Instruction
Write out the data again exactly, skipping every picture.

___ Provided data ___

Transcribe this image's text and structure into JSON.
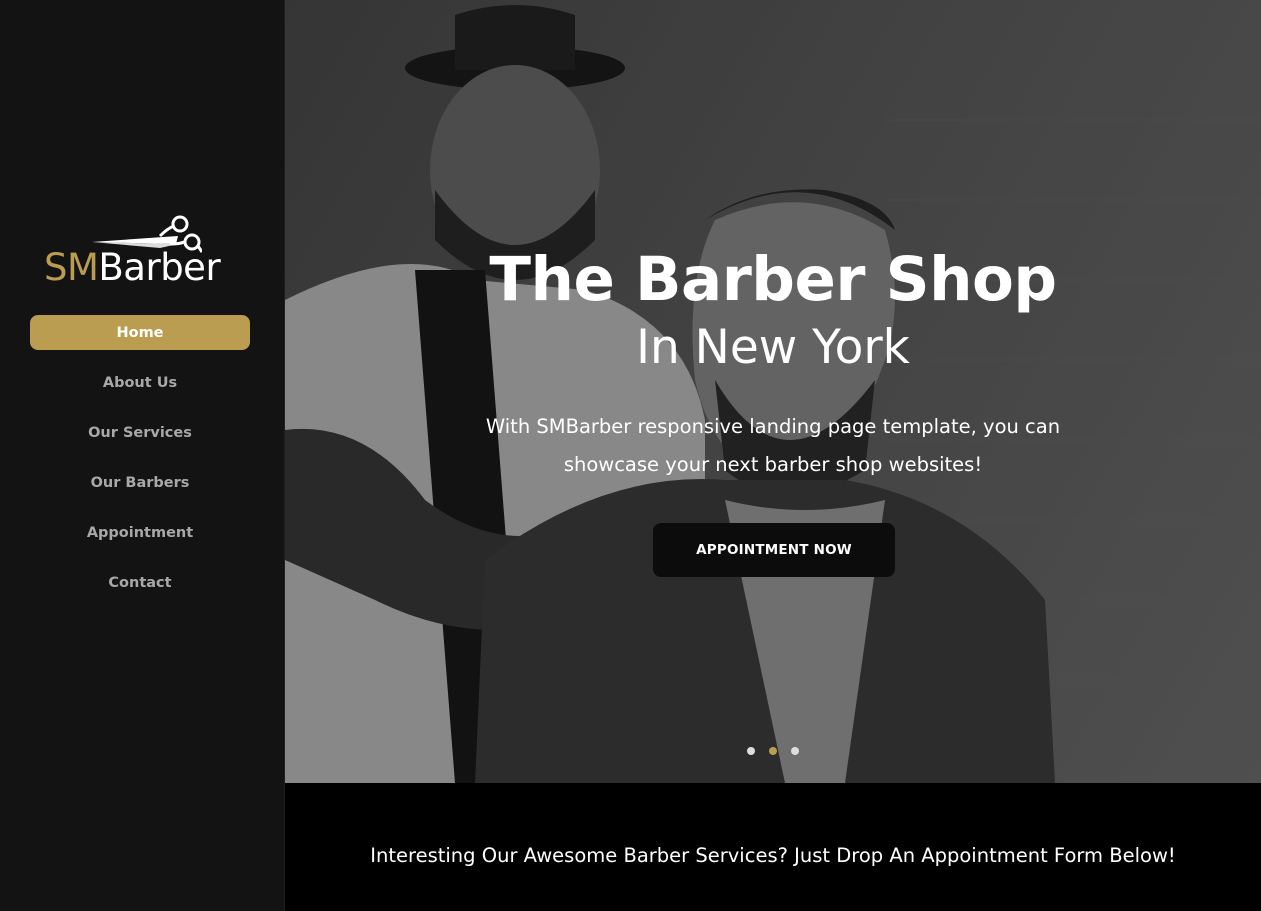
{
  "brand": {
    "logo_part1": "SM",
    "logo_part2": "Barber",
    "accent_color": "#bb9d51",
    "icon": "scissors-icon"
  },
  "nav": {
    "items": [
      {
        "label": "Home",
        "active": true
      },
      {
        "label": "About Us",
        "active": false
      },
      {
        "label": "Our Services",
        "active": false
      },
      {
        "label": "Our Barbers",
        "active": false
      },
      {
        "label": "Appointment",
        "active": false
      },
      {
        "label": "Contact",
        "active": false
      }
    ]
  },
  "hero": {
    "title": "The Barber Shop",
    "subtitle": "In New York",
    "description": "With SMBarber responsive landing page template, you can showcase your next barber shop websites!",
    "button_label": "APPOINTMENT NOW",
    "slides": 3,
    "active_slide": 2
  },
  "banner": {
    "text": "Interesting Our Awesome Barber Services? Just Drop An Appointment Form Below!"
  }
}
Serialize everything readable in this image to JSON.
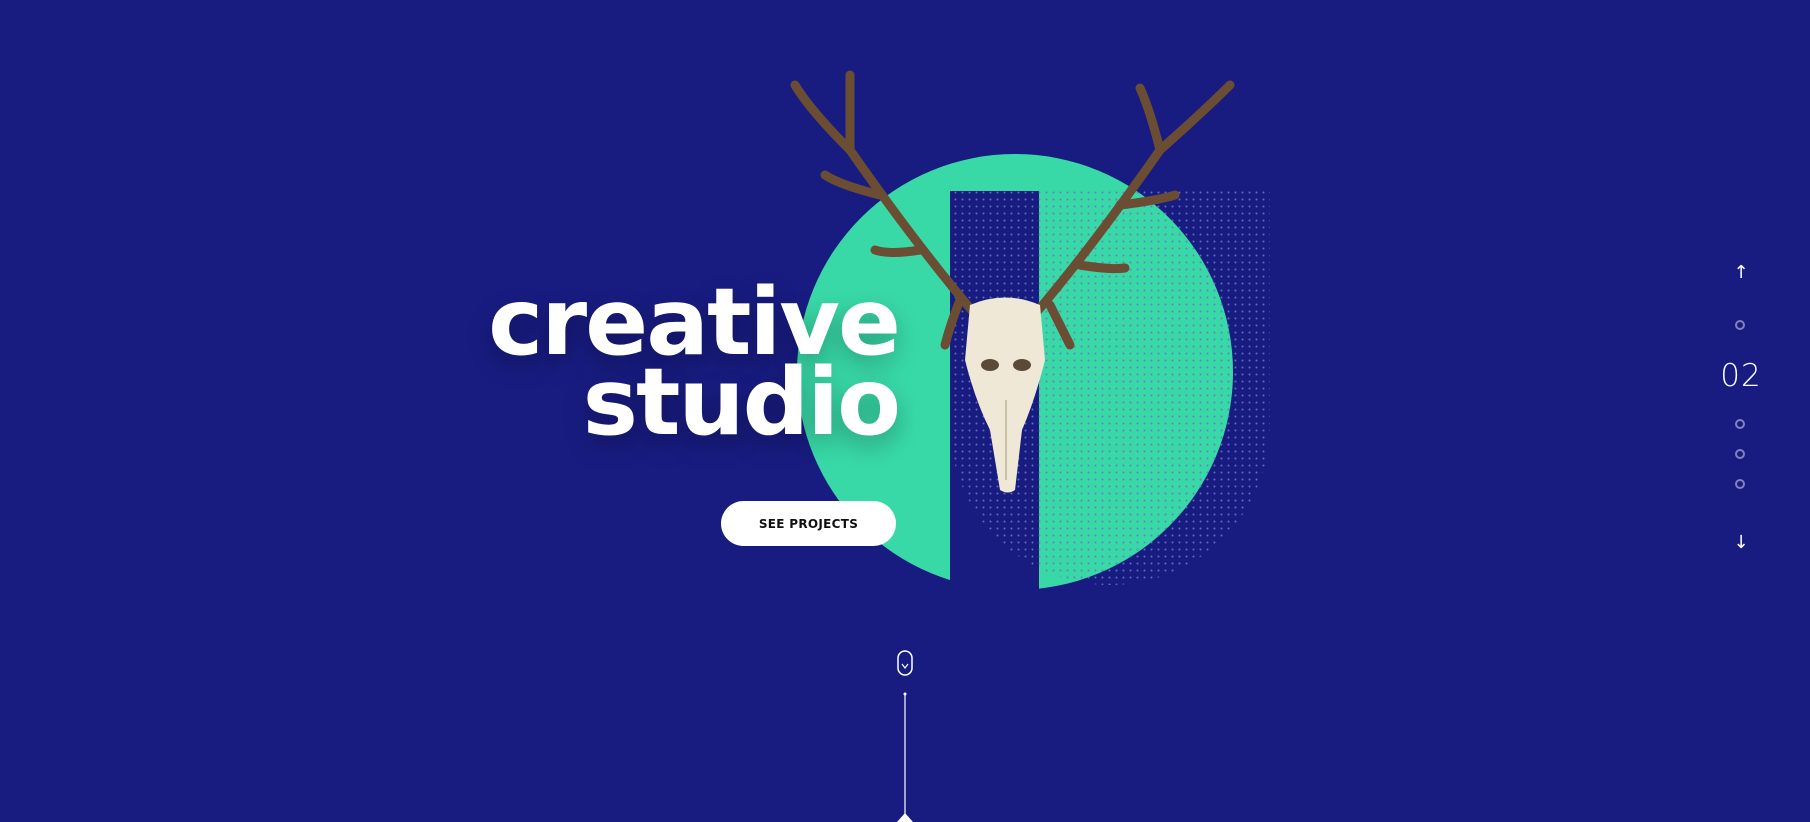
{
  "colors": {
    "background": "#181c80",
    "accent": "#39d9a7",
    "text": "#ffffff",
    "button_text": "#101010"
  },
  "hero": {
    "headline_line1": "creative",
    "headline_line2": "studio",
    "cta_label": "SEE PROJECTS"
  },
  "slider_nav": {
    "up_arrow": "↑",
    "down_arrow": "↓",
    "current_slide": "02",
    "total_dots": 4,
    "active_index": 2
  },
  "icons": [
    "deer-skull-image",
    "mouse-scroll-icon",
    "arrow-up-icon",
    "arrow-down-icon"
  ]
}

___

Response for this exercise
Transcribe this image's text and structure into JSON.
{
  "brand": {
    "logo_part1": "SM",
    "logo_part2": "Barber",
    "accent_color": "#bb9d51",
    "icon": "scissors-icon"
  },
  "nav": {
    "items": [
      {
        "label": "Home",
        "active": true
      },
      {
        "label": "About Us",
        "active": false
      },
      {
        "label": "Our Services",
        "active": false
      },
      {
        "label": "Our Barbers",
        "active": false
      },
      {
        "label": "Appointment",
        "active": false
      },
      {
        "label": "Contact",
        "active": false
      }
    ]
  },
  "hero": {
    "title": "The Barber Shop",
    "subtitle": "In New York",
    "description": "With SMBarber responsive landing page template, you can showcase your next barber shop websites!",
    "button_label": "APPOINTMENT NOW",
    "slides": 3,
    "active_slide": 2
  },
  "banner": {
    "text": "Interesting Our Awesome Barber Services? Just Drop An Appointment Form Below!"
  }
}
Serialize everything readable in this image to JSON.
{
  "colors": {
    "background": "#181c80",
    "accent": "#39d9a7",
    "text": "#ffffff",
    "button_text": "#101010"
  },
  "hero": {
    "headline_line1": "creative",
    "headline_line2": "studio",
    "cta_label": "SEE PROJECTS"
  },
  "slider_nav": {
    "up_arrow": "↑",
    "down_arrow": "↓",
    "current_slide": "02",
    "total_dots": 4,
    "active_index": 2
  },
  "icons": [
    "deer-skull-image",
    "mouse-scroll-icon",
    "arrow-up-icon",
    "arrow-down-icon"
  ]
}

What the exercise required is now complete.